## Begin Exercise material

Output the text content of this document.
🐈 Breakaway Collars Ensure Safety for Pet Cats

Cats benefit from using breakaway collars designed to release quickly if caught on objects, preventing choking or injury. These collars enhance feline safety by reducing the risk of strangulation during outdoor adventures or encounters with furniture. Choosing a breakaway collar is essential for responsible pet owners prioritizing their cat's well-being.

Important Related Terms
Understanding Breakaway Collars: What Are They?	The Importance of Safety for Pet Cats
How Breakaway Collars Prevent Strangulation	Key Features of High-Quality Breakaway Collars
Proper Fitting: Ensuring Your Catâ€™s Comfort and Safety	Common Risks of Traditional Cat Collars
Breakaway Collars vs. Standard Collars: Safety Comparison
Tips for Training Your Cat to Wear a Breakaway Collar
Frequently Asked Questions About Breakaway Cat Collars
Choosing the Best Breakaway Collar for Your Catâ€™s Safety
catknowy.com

## End Exercise material

[Goal] For this exercise, gather every line of the data that contains the word "Your".

[Finished answer]
Proper Fitting: Ensuring Your Catâ€™s Comfort and Safety	Common Risks of Traditional Cat Collars
Tips for Training Your Cat to Wear a Breakaway Collar
Choosing the Best Breakaway Collar for Your Catâ€™s Safety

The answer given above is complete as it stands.